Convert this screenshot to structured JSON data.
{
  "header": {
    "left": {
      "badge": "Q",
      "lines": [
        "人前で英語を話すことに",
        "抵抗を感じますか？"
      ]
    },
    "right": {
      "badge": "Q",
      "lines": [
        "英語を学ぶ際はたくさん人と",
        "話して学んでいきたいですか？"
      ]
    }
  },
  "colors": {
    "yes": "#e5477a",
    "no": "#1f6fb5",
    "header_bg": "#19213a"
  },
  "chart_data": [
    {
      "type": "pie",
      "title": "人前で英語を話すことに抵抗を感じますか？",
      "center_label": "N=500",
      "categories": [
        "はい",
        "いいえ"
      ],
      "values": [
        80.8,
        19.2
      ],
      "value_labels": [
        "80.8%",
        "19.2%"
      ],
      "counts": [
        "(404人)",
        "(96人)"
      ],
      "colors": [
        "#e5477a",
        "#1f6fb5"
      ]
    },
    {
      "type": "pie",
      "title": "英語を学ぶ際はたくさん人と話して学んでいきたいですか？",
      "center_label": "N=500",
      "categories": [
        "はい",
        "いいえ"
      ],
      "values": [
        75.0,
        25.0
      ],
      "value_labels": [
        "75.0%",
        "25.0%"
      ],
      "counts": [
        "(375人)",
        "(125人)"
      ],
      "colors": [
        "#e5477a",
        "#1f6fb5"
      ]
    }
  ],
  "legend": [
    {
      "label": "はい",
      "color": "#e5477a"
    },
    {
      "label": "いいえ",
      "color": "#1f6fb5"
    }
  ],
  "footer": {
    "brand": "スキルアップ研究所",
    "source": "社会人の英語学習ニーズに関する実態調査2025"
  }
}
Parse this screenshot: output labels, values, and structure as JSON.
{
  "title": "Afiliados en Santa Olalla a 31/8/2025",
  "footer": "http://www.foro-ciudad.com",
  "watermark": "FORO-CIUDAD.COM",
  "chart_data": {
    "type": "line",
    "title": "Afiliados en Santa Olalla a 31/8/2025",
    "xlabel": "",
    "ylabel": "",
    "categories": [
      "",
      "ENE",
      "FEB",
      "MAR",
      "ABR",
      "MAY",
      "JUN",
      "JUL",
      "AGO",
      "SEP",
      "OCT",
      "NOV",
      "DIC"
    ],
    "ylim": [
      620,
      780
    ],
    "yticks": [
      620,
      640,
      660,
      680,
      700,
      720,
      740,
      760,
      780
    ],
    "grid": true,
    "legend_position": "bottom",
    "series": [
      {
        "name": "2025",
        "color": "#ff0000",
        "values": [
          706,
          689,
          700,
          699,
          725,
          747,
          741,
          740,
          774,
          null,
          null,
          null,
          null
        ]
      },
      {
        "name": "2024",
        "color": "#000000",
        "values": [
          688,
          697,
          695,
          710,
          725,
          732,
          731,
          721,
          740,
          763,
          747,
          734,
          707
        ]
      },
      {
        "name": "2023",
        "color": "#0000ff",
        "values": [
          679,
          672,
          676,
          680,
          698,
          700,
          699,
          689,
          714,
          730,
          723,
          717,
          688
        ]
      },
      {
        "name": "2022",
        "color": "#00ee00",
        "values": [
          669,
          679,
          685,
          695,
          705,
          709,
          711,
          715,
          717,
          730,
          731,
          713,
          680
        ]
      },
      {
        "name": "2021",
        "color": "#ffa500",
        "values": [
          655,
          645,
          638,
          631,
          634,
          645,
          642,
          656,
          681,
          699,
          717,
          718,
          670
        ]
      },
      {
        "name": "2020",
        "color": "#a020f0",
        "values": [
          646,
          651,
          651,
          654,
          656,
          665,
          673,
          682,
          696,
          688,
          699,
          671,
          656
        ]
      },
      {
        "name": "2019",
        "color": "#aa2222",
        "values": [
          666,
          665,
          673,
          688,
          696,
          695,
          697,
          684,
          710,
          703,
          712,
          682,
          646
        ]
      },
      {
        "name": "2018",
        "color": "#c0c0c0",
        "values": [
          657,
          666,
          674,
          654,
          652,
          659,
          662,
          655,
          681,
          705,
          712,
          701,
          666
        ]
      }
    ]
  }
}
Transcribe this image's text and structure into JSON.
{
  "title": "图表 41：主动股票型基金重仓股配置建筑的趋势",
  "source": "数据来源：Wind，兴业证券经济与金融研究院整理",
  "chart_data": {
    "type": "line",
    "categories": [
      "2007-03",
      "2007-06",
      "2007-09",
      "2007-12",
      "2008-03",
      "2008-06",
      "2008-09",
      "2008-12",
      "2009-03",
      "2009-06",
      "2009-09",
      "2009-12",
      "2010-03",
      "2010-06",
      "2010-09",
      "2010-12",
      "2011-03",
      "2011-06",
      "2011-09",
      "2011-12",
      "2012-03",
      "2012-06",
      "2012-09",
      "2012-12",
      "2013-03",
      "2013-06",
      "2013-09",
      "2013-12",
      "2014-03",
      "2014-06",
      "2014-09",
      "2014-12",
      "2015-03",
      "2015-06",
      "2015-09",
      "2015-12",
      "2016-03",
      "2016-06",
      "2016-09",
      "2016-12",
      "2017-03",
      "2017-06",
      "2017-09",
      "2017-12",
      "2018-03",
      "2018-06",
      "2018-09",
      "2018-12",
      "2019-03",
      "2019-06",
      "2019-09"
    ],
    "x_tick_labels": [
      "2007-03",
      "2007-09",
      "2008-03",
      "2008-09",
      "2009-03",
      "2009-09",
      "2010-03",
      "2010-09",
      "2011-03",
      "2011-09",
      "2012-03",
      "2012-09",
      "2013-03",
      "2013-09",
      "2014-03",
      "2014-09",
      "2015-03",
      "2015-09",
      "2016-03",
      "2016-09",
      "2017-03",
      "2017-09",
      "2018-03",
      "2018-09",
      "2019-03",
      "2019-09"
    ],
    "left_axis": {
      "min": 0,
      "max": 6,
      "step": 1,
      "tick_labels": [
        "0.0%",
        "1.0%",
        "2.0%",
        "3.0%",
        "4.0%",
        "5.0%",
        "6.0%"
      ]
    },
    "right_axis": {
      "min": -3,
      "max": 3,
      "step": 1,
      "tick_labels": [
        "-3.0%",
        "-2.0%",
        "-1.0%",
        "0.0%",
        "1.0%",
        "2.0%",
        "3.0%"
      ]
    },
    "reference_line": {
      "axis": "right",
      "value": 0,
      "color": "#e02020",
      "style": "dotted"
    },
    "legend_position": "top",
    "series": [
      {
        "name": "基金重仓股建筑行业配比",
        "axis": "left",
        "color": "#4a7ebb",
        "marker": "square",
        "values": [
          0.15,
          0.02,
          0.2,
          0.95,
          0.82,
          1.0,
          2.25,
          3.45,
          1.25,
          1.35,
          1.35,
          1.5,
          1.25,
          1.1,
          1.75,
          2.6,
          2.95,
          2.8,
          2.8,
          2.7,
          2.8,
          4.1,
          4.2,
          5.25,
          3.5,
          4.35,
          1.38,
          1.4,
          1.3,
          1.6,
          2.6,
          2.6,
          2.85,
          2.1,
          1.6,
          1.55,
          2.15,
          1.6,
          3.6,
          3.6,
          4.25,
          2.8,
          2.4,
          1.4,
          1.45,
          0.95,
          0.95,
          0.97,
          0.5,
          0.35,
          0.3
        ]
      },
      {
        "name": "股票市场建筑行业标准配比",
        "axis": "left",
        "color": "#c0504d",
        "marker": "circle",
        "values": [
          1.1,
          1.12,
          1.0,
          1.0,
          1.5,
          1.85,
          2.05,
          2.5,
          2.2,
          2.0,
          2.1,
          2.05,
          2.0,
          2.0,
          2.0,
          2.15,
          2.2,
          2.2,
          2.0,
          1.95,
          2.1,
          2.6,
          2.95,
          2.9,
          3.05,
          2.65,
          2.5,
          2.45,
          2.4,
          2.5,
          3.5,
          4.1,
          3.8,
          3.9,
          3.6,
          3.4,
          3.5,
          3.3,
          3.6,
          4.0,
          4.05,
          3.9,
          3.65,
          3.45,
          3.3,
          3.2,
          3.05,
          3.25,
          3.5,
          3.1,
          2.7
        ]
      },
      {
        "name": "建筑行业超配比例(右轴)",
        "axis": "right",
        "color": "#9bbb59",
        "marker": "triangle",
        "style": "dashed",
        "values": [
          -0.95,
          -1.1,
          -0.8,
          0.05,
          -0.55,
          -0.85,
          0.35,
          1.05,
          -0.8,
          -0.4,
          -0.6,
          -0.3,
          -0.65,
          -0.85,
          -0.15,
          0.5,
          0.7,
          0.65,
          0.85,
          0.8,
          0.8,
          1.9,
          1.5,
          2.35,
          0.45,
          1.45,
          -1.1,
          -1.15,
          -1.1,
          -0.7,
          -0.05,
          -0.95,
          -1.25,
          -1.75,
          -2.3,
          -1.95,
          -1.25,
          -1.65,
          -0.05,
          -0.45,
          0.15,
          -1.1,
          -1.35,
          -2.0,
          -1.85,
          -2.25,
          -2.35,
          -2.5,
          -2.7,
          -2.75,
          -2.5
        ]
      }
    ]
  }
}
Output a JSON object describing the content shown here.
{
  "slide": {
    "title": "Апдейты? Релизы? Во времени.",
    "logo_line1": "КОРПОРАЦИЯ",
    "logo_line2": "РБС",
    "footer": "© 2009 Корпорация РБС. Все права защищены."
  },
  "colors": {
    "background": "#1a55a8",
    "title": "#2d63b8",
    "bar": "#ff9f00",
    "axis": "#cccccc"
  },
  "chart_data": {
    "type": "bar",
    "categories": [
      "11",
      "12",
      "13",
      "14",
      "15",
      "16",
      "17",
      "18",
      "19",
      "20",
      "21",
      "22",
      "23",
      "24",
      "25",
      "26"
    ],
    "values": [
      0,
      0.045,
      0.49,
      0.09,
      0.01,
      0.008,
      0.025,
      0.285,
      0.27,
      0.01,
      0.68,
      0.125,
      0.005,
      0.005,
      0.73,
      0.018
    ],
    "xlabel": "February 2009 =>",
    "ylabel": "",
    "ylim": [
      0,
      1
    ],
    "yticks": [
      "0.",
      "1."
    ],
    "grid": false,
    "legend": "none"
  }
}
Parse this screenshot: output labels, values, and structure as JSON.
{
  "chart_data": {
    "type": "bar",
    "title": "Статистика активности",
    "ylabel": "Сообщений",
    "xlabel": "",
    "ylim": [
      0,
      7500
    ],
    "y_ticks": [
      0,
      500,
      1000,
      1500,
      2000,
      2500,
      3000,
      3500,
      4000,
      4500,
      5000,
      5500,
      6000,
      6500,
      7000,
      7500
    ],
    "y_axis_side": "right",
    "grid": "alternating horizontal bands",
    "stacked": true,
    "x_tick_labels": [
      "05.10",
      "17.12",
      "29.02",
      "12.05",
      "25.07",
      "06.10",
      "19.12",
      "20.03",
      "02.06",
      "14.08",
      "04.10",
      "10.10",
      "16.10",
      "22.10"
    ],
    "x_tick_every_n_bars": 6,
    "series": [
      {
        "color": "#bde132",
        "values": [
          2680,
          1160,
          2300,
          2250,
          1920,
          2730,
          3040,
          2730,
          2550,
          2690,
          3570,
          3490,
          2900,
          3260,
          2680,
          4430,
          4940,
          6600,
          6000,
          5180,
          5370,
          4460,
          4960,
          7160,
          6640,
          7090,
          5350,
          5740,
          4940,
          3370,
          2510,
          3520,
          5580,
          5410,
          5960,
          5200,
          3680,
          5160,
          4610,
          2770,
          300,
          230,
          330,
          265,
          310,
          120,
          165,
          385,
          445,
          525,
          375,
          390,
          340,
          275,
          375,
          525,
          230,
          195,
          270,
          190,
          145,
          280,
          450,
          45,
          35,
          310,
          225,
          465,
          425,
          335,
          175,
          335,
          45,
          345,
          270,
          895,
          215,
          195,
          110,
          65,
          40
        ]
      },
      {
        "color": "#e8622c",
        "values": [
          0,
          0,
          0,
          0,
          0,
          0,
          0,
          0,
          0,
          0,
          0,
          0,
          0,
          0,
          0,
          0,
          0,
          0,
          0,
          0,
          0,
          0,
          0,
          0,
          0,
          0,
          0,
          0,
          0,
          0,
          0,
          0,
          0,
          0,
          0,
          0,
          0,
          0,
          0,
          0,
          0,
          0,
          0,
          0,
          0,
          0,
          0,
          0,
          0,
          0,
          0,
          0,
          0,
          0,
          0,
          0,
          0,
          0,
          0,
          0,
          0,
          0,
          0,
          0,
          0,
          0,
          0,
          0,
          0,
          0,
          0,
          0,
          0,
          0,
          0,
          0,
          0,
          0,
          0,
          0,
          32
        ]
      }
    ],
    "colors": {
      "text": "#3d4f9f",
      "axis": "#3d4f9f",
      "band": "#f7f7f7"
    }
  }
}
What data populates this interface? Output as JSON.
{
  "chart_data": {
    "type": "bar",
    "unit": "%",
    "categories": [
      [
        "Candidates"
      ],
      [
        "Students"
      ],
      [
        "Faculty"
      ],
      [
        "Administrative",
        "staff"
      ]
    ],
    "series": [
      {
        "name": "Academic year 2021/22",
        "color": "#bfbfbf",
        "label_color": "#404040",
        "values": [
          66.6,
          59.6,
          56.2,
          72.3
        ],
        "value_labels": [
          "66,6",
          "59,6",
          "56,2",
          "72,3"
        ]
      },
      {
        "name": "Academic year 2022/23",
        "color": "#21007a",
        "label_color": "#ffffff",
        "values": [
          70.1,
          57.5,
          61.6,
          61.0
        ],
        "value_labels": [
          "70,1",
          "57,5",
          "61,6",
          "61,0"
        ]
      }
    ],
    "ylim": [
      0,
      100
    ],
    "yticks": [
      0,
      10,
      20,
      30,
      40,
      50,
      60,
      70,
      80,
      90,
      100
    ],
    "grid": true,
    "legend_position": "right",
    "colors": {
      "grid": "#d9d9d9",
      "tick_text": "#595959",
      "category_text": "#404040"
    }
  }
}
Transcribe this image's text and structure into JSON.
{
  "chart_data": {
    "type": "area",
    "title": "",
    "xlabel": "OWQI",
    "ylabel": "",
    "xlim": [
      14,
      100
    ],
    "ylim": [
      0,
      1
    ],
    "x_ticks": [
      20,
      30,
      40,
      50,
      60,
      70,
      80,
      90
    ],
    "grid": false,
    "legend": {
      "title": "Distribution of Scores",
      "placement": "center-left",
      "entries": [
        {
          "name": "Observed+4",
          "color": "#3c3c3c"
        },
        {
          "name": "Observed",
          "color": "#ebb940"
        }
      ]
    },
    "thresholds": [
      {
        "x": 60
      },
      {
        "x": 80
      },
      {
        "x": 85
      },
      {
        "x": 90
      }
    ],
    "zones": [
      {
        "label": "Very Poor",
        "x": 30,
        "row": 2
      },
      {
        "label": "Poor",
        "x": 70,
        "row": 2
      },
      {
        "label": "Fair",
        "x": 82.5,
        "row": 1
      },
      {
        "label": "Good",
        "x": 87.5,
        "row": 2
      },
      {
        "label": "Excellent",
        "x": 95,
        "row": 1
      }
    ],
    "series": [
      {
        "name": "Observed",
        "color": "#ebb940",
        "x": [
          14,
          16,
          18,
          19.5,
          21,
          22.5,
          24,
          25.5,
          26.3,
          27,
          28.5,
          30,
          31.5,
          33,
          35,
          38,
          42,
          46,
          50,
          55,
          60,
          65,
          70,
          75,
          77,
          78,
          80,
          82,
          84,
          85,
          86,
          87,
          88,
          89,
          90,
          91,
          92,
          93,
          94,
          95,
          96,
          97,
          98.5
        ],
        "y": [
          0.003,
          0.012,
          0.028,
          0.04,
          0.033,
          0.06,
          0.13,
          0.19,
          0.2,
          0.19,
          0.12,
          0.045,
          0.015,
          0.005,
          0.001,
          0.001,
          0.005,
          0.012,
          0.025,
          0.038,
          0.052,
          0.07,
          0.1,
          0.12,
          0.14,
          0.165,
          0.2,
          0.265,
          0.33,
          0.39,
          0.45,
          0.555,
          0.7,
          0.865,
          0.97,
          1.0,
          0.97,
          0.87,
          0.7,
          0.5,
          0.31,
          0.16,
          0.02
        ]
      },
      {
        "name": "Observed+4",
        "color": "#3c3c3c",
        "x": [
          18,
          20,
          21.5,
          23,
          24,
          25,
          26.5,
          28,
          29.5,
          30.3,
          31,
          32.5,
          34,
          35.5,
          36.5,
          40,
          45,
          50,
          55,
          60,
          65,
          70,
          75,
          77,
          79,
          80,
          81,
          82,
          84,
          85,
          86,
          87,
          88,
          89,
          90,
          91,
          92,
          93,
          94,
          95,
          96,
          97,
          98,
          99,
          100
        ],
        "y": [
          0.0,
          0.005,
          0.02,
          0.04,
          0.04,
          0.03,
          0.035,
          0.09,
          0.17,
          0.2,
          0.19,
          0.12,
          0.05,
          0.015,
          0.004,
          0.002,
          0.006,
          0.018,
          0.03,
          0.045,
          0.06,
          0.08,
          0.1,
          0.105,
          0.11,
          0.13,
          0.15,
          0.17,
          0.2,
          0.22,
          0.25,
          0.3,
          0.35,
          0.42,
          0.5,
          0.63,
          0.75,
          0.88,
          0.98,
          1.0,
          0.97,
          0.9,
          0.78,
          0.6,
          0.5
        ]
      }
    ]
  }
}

=== REQUIRED WORK ===
Of the lines in the material, how many contain the word "Santa"? Reply with the number and nothing else.

=== RESULT OF THE TASK ===
2